▶ WHAT THIS TASK INVOLVES
Reproduce each line of the listing exactly.

[Structured figure records]
——————
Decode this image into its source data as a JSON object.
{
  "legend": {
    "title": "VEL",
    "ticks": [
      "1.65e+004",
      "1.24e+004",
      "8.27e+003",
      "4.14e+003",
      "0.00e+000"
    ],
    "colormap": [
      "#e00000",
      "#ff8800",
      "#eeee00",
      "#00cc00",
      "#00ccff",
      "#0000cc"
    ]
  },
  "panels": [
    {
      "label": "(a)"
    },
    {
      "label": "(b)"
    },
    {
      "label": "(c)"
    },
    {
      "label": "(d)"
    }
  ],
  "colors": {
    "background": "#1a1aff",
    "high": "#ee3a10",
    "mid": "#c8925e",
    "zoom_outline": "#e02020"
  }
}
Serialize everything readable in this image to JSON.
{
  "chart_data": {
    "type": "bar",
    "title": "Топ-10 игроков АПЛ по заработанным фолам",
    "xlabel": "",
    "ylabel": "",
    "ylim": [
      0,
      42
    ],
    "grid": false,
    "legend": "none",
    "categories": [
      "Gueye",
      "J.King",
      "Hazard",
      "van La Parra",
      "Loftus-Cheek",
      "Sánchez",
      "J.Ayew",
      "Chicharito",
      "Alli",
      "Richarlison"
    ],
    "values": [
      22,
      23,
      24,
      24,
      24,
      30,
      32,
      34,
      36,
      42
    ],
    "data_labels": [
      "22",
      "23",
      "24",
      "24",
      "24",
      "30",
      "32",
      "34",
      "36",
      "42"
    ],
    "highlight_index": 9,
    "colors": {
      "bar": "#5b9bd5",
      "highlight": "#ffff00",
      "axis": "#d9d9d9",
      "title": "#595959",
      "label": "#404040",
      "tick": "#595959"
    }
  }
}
——————
▶ ANSWER FOR THE TASK
Decode this image into its source data as a JSON object.
{
  "legend": {
    "title": "VEL",
    "ticks": [
      "1.65e+004",
      "1.24e+004",
      "8.27e+003",
      "4.14e+003",
      "0.00e+000"
    ],
    "colormap": [
      "#e00000",
      "#ff8800",
      "#eeee00",
      "#00cc00",
      "#00ccff",
      "#0000cc"
    ]
  },
  "panels": [
    {
      "label": "(a)"
    },
    {
      "label": "(b)"
    },
    {
      "label": "(c)"
    },
    {
      "label": "(d)"
    }
  ],
  "colors": {
    "background": "#1a1aff",
    "high": "#ee3a10",
    "mid": "#c8925e",
    "zoom_outline": "#e02020"
  }
}
Serialize everything readable in this image to JSON.
{
  "chart_data": {
    "type": "bar",
    "title": "Топ-10 игроков АПЛ по заработанным фолам",
    "xlabel": "",
    "ylabel": "",
    "ylim": [
      0,
      42
    ],
    "grid": false,
    "legend": "none",
    "categories": [
      "Gueye",
      "J.King",
      "Hazard",
      "van La Parra",
      "Loftus-Cheek",
      "Sánchez",
      "J.Ayew",
      "Chicharito",
      "Alli",
      "Richarlison"
    ],
    "values": [
      22,
      23,
      24,
      24,
      24,
      30,
      32,
      34,
      36,
      42
    ],
    "data_labels": [
      "22",
      "23",
      "24",
      "24",
      "24",
      "30",
      "32",
      "34",
      "36",
      "42"
    ],
    "highlight_index": 9,
    "colors": {
      "bar": "#5b9bd5",
      "highlight": "#ffff00",
      "axis": "#d9d9d9",
      "title": "#595959",
      "label": "#404040",
      "tick": "#595959"
    }
  }
}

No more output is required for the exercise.